• [Поставленная задача 1]: Назовите всех людей, которые упомянуты по имени в приведенном ниже тексте о Бонапарте.

• [Приведенный текст]:
----------------------------------------
"Когда мы отдыхали среди фонтанов Мессудьяха под Эль-Ариши, я встретил Бонапарта, прогуливающегося вместе с Жюно, как это часто бывало. Я стоял неподалеку и случайно взглянул на Бонапарта во время их беседы. Обычно бледное лицо генерала стало, по непонятной мне причине, еще более бледным и конвульсивно подергивалось. Взгляд был растерянным. Несколько раз он стукнул себя по голове.
После примерно четвертьчасовой беседы он отошел от Жюно и направился ко мне. Я никогда не видел его таким взволнованным, таким озабоченным.
— Я разуверился в вашей преданности, — внезапно сказал он тихо и сурово. — Ах, женщины! Жозефина!.. Если бы вы были преданны мне, то сообщили бы то, что я сейчас узнал от Жюно. Так обмануть меня!.. Я уничтожу эту породу проходимцев и блондинов!.. А что до нее — развод! Да, развод, публичный, Скандальный! Я должен написать ей! Хватит, я знаю все!
Эти резкие, бессвязные восклицания, его расстроенное лицо, срывающийся голос объяснили мне кое-что из его разговора с Жюно".
Бурьенн принялся терпеливо успокаивать Бонапарта. Он предположил, что, возможно, обвинения Жюно слишком преувеличенны и, чтобы отвлечь Бонапарта, заговорил о его славе.
В рядах англичан, воевавших на стороне турок, находился французский эмигрант, бывший однокашник Бонапарта по кавалерийской школе в Бриенне — Антуан ле Пикар де Фелипо, в свое время превосходивший будущего императора во всех состязаниях, проводимых в школе. Он, естественно, не испытывал никакого сочувствия к семейным неурядицам Бонапарта, а постарался, наоборот, воспользоваться этим. И оказавшись во главе английских отрядов в битве при Сен-Жан д’Акр, он оказал большую услугу Англии и Турции, одержав победу.
----------------------------------------
• [Предоставленный материал]:
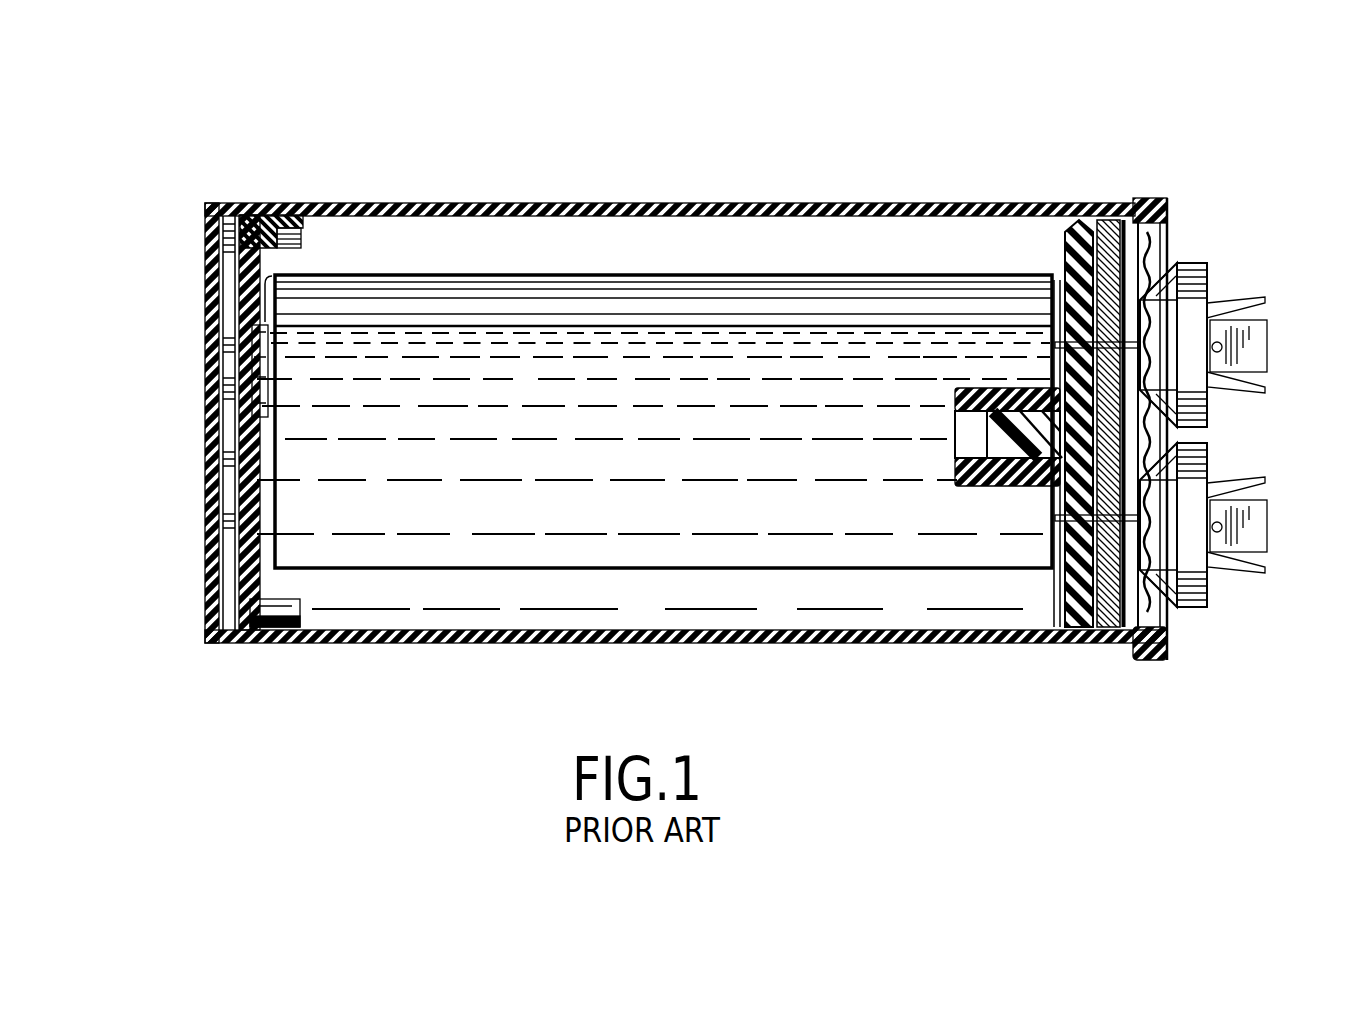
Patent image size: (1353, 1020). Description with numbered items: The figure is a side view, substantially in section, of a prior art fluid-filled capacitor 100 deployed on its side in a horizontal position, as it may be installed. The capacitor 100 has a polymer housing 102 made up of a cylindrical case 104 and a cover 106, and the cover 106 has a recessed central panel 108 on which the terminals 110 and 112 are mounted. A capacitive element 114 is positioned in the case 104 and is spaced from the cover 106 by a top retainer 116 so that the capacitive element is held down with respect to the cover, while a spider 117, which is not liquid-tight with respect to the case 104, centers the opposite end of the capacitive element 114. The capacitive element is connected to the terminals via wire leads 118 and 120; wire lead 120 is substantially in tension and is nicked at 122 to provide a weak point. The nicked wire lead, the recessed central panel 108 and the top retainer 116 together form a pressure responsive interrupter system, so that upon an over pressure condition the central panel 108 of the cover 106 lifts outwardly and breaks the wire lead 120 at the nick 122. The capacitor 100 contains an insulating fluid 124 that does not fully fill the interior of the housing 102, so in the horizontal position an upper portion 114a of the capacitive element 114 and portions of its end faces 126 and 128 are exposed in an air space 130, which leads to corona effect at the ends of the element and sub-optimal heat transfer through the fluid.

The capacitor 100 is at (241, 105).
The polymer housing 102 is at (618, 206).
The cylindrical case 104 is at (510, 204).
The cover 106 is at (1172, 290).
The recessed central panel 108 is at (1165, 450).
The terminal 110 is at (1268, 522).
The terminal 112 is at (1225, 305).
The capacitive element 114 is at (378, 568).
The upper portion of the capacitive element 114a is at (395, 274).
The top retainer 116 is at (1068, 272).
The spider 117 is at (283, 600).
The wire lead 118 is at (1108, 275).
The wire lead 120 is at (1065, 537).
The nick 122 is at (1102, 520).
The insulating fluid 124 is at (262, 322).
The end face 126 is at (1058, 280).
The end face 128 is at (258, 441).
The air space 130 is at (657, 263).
----------------------------------------
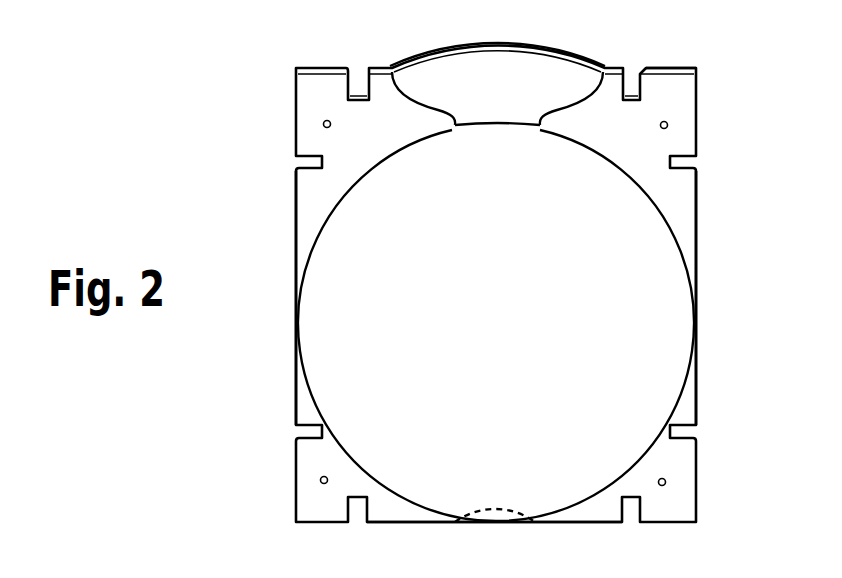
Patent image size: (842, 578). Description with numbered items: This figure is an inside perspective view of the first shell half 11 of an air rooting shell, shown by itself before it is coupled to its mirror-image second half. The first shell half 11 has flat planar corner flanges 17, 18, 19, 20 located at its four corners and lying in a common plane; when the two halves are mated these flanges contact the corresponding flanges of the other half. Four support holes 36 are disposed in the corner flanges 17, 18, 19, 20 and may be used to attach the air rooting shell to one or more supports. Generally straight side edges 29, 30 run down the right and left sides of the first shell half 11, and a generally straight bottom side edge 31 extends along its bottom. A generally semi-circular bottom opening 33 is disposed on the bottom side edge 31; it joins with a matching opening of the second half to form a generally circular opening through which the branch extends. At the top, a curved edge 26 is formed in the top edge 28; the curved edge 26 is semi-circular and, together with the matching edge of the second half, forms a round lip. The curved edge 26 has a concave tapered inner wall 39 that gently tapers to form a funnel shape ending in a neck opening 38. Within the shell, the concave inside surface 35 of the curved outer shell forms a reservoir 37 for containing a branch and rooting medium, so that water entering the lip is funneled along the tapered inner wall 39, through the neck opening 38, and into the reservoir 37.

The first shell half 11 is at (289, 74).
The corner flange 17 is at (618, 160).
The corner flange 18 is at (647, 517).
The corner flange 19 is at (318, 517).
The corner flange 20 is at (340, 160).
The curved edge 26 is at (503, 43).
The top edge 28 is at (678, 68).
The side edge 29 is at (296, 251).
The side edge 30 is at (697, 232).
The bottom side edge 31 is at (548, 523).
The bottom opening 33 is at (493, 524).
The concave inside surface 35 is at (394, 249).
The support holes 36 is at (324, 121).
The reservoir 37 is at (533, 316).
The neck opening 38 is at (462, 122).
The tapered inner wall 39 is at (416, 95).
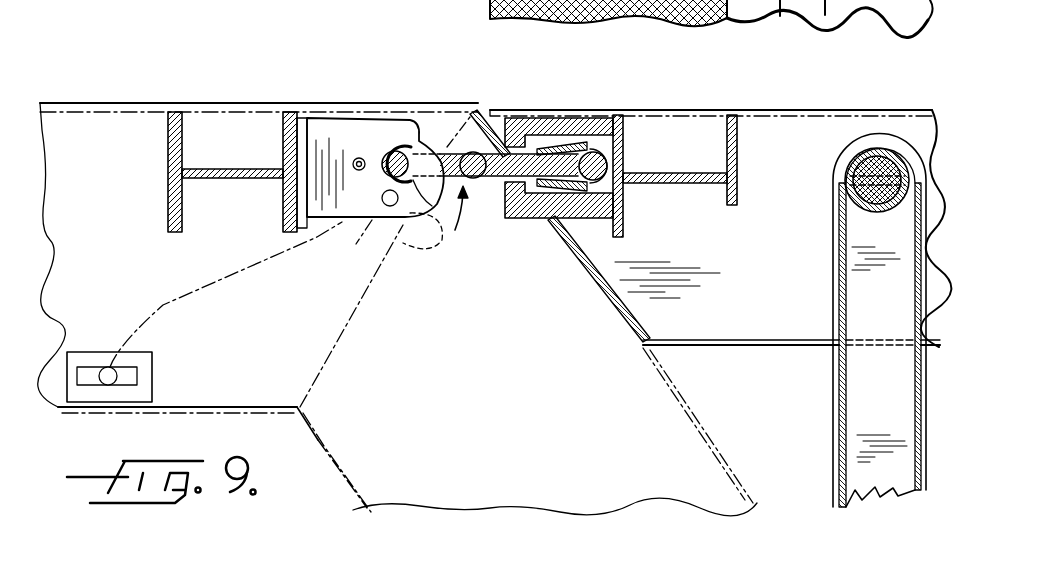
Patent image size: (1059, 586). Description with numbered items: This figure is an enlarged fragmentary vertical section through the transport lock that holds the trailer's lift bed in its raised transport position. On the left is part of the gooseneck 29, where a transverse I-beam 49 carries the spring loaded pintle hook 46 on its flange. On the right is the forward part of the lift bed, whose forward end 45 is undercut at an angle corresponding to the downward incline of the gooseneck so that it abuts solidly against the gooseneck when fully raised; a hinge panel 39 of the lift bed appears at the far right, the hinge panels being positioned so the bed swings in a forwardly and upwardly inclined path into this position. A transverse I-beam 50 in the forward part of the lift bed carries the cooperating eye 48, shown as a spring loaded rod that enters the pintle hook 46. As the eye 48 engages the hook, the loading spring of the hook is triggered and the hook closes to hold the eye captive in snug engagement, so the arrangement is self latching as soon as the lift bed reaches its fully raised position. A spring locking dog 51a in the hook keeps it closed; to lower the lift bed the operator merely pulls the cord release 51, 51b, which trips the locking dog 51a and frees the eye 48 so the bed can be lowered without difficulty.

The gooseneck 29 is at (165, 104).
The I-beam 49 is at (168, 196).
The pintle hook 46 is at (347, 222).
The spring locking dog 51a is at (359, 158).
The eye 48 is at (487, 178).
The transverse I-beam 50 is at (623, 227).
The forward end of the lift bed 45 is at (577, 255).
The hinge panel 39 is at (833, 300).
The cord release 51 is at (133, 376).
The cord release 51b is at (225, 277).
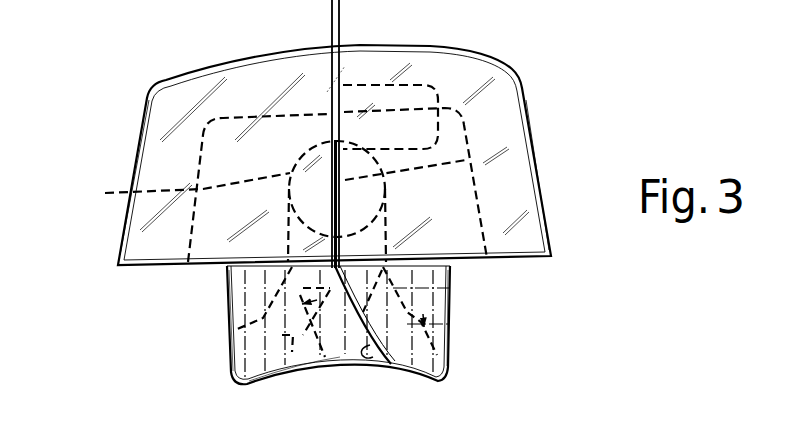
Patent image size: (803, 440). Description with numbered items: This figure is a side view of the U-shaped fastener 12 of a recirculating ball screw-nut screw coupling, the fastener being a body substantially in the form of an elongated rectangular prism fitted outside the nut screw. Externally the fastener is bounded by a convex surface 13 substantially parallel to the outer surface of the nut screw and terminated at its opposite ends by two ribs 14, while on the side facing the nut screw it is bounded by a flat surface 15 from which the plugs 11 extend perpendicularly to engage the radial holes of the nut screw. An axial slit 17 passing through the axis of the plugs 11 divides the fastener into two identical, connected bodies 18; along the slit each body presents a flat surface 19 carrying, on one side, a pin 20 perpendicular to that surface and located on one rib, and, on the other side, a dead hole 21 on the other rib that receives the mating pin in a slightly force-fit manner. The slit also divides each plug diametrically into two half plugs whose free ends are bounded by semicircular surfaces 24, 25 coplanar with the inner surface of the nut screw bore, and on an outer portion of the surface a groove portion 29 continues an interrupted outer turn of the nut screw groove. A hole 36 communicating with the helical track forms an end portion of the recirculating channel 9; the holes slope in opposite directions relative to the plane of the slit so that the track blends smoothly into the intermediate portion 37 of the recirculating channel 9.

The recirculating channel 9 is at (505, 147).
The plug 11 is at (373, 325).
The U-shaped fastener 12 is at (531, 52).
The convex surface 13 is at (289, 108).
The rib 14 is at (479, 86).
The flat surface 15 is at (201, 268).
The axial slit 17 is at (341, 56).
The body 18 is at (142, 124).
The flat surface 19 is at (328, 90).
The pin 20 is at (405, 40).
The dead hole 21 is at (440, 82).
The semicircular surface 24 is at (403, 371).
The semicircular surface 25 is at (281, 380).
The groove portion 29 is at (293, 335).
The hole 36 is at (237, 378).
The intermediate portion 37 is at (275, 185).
----------------------------------------
• [Поставленная задача 2]: Воспроизведите без изменений часть строк из второго блока выше: от строки, содержащей «Patent image size: (1059, 586).», до строки, содержащей «The spring locking dog 51a is at (359, 158).», включительно.

• [Решение задания 1]: Бонапарт, Жюно, Жозефина, Бурьенн, Антуан ле Пикар де Фелипо.

• [Решение задания 2]:
Patent image size: (1059, 586). Description with numbered items: This figure is an enlarged fragmentary vertical section through the transport lock that holds the trailer's lift bed in its raised transport position. On the left is part of the gooseneck 29, where a transverse I-beam 49 carries the spring loaded pintle hook 46 on its flange. On the right is the forward part of the lift bed, whose forward end 45 is undercut at an angle corresponding to the downward incline of the gooseneck so that it abuts solidly against the gooseneck when fully raised; a hinge panel 39 of the lift bed appears at the far right, the hinge panels being positioned so the bed swings in a forwardly and upwardly inclined path into this position. A transverse I-beam 50 in the forward part of the lift bed carries the cooperating eye 48, shown as a spring loaded rod that enters the pintle hook 46. As the eye 48 engages the hook, the loading spring of the hook is triggered and the hook closes to hold the eye captive in snug engagement, so the arrangement is self latching as soon as the lift bed reaches its fully raised position. A spring locking dog 51a in the hook keeps it closed; to lower the lift bed the operator merely pulls the cord release 51, 51b, which trips the locking dog 51a and frees the eye 48 so the bed can be lowered without difficulty.

The gooseneck 29 is at (165, 104).
The I-beam 49 is at (168, 196).
The pintle hook 46 is at (347, 222).
The spring locking dog 51a is at (359, 158).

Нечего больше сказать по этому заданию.